> Problem requirements: Exclude any images and output the remaining records exactly.

□ □ □

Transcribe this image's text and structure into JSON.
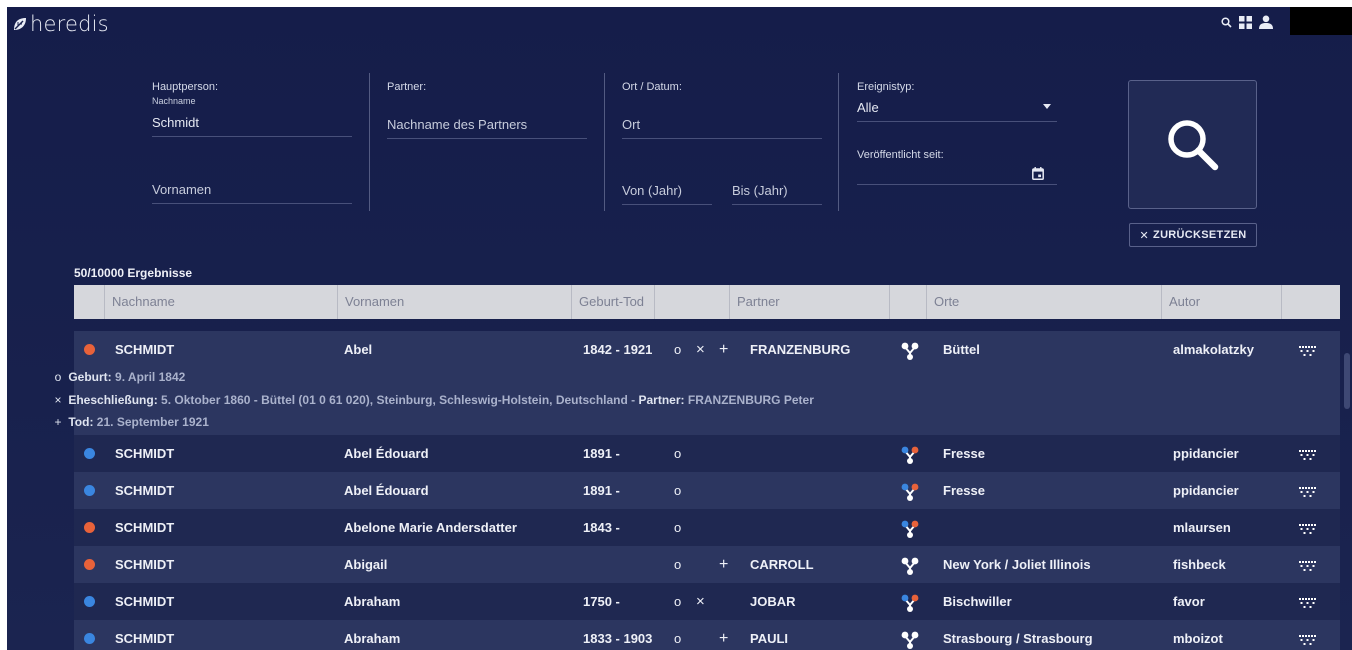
{
  "app": {
    "logo_text": "heredis"
  },
  "colors": {
    "male": "#3a86e0",
    "female": "#e8623a",
    "background": "#18214d"
  },
  "form": {
    "hauptperson_label": "Hauptperson:",
    "nachname_sublabel": "Nachname",
    "nachname_value": "Schmidt",
    "vornamen_placeholder": "Vornamen",
    "partner_label": "Partner:",
    "partner_placeholder": "Nachname des Partners",
    "ort_datum_label": "Ort / Datum:",
    "ort_placeholder": "Ort",
    "von_placeholder": "Von (Jahr)",
    "bis_placeholder": "Bis (Jahr)",
    "ereignistyp_label": "Ereignistyp:",
    "ereignistyp_value": "Alle",
    "veroeffentlicht_label": "Veröffentlicht seit:",
    "reset_label": "ZURÜCKSETZEN"
  },
  "results_count": "50/10000 Ergebnisse",
  "table": {
    "headers": {
      "nachname": "Nachname",
      "vornamen": "Vornamen",
      "geburt_tod": "Geburt-Tod",
      "partner": "Partner",
      "orte": "Orte",
      "autor": "Autor"
    },
    "rows": [
      {
        "gender": "female",
        "nachname": "SCHMIDT",
        "vornamen": "Abel",
        "dates": "1842 - 1921",
        "birth": "o",
        "marriage": "×",
        "death": "+",
        "partner": "FRANZENBURG",
        "tree": "white",
        "orte": "Büttel",
        "autor": "almakolatzky"
      },
      {
        "gender": "male",
        "nachname": "SCHMIDT",
        "vornamen": "Abel Édouard",
        "dates": "1891 -",
        "birth": "o",
        "marriage": "",
        "death": "",
        "partner": "",
        "tree": "colored",
        "orte": "Fresse",
        "autor": "ppidancier"
      },
      {
        "gender": "male",
        "nachname": "SCHMIDT",
        "vornamen": "Abel Édouard",
        "dates": "1891 -",
        "birth": "o",
        "marriage": "",
        "death": "",
        "partner": "",
        "tree": "colored",
        "orte": "Fresse",
        "autor": "ppidancier"
      },
      {
        "gender": "female",
        "nachname": "SCHMIDT",
        "vornamen": "Abelone Marie Andersdatter",
        "dates": "1843 -",
        "birth": "o",
        "marriage": "",
        "death": "",
        "partner": "",
        "tree": "colored",
        "orte": "",
        "autor": "mlaursen"
      },
      {
        "gender": "female",
        "nachname": "SCHMIDT",
        "vornamen": "Abigail",
        "dates": "",
        "birth": "o",
        "marriage": "",
        "death": "+",
        "partner": "CARROLL",
        "tree": "white",
        "orte": "New York / Joliet Illinois",
        "autor": "fishbeck"
      },
      {
        "gender": "male",
        "nachname": "SCHMIDT",
        "vornamen": "Abraham",
        "dates": "1750 -",
        "birth": "o",
        "marriage": "×",
        "death": "",
        "partner": "JOBAR",
        "tree": "colored",
        "orte": "Bischwiller",
        "autor": "favor"
      },
      {
        "gender": "male",
        "nachname": "SCHMIDT",
        "vornamen": "Abraham",
        "dates": "1833 - 1903",
        "birth": "o",
        "marriage": "",
        "death": "+",
        "partner": "PAULI",
        "tree": "white",
        "orte": "Strasbourg / Strasbourg",
        "autor": "mboizot"
      }
    ]
  },
  "detail": {
    "geburt_label": "Geburt:",
    "geburt_value": "9. April 1842",
    "ehe_label": "Eheschließung:",
    "ehe_value": "5. Oktober 1860 - Büttel (01 0 61 020), Steinburg, Schleswig-Holstein, Deutschland -",
    "partner_label": "Partner:",
    "partner_value": "FRANZENBURG Peter",
    "tod_label": "Tod:",
    "tod_value": "21. September 1921"
  }
}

□ □ □

> Final result:
Transcribe this image's text and structure into JSON.
{
  "app": {
    "logo_text": "heredis"
  },
  "colors": {
    "male": "#3a86e0",
    "female": "#e8623a",
    "background": "#18214d"
  },
  "form": {
    "hauptperson_label": "Hauptperson:",
    "nachname_sublabel": "Nachname",
    "nachname_value": "Schmidt",
    "vornamen_placeholder": "Vornamen",
    "partner_label": "Partner:",
    "partner_placeholder": "Nachname des Partners",
    "ort_datum_label": "Ort / Datum:",
    "ort_placeholder": "Ort",
    "von_placeholder": "Von (Jahr)",
    "bis_placeholder": "Bis (Jahr)",
    "ereignistyp_label": "Ereignistyp:",
    "ereignistyp_value": "Alle",
    "veroeffentlicht_label": "Veröffentlicht seit:",
    "reset_label": "ZURÜCKSETZEN"
  },
  "results_count": "50/10000 Ergebnisse",
  "table": {
    "headers": {
      "nachname": "Nachname",
      "vornamen": "Vornamen",
      "geburt_tod": "Geburt-Tod",
      "partner": "Partner",
      "orte": "Orte",
      "autor": "Autor"
    },
    "rows": [
      {
        "gender": "female",
        "nachname": "SCHMIDT",
        "vornamen": "Abel",
        "dates": "1842 - 1921",
        "birth": "o",
        "marriage": "×",
        "death": "+",
        "partner": "FRANZENBURG",
        "tree": "white",
        "orte": "Büttel",
        "autor": "almakolatzky"
      },
      {
        "gender": "male",
        "nachname": "SCHMIDT",
        "vornamen": "Abel Édouard",
        "dates": "1891 -",
        "birth": "o",
        "marriage": "",
        "death": "",
        "partner": "",
        "tree": "colored",
        "orte": "Fresse",
        "autor": "ppidancier"
      },
      {
        "gender": "male",
        "nachname": "SCHMIDT",
        "vornamen": "Abel Édouard",
        "dates": "1891 -",
        "birth": "o",
        "marriage": "",
        "death": "",
        "partner": "",
        "tree": "colored",
        "orte": "Fresse",
        "autor": "ppidancier"
      },
      {
        "gender": "female",
        "nachname": "SCHMIDT",
        "vornamen": "Abelone Marie Andersdatter",
        "dates": "1843 -",
        "birth": "o",
        "marriage": "",
        "death": "",
        "partner": "",
        "tree": "colored",
        "orte": "",
        "autor": "mlaursen"
      },
      {
        "gender": "female",
        "nachname": "SCHMIDT",
        "vornamen": "Abigail",
        "dates": "",
        "birth": "o",
        "marriage": "",
        "death": "+",
        "partner": "CARROLL",
        "tree": "white",
        "orte": "New York / Joliet Illinois",
        "autor": "fishbeck"
      },
      {
        "gender": "male",
        "nachname": "SCHMIDT",
        "vornamen": "Abraham",
        "dates": "1750 -",
        "birth": "o",
        "marriage": "×",
        "death": "",
        "partner": "JOBAR",
        "tree": "colored",
        "orte": "Bischwiller",
        "autor": "favor"
      },
      {
        "gender": "male",
        "nachname": "SCHMIDT",
        "vornamen": "Abraham",
        "dates": "1833 - 1903",
        "birth": "o",
        "marriage": "",
        "death": "+",
        "partner": "PAULI",
        "tree": "white",
        "orte": "Strasbourg / Strasbourg",
        "autor": "mboizot"
      }
    ]
  },
  "detail": {
    "geburt_label": "Geburt:",
    "geburt_value": "9. April 1842",
    "ehe_label": "Eheschließung:",
    "ehe_value": "5. Oktober 1860 - Büttel (01 0 61 020), Steinburg, Schleswig-Holstein, Deutschland -",
    "partner_label": "Partner:",
    "partner_value": "FRANZENBURG Peter",
    "tod_label": "Tod:",
    "tod_value": "21. September 1921"
  }
}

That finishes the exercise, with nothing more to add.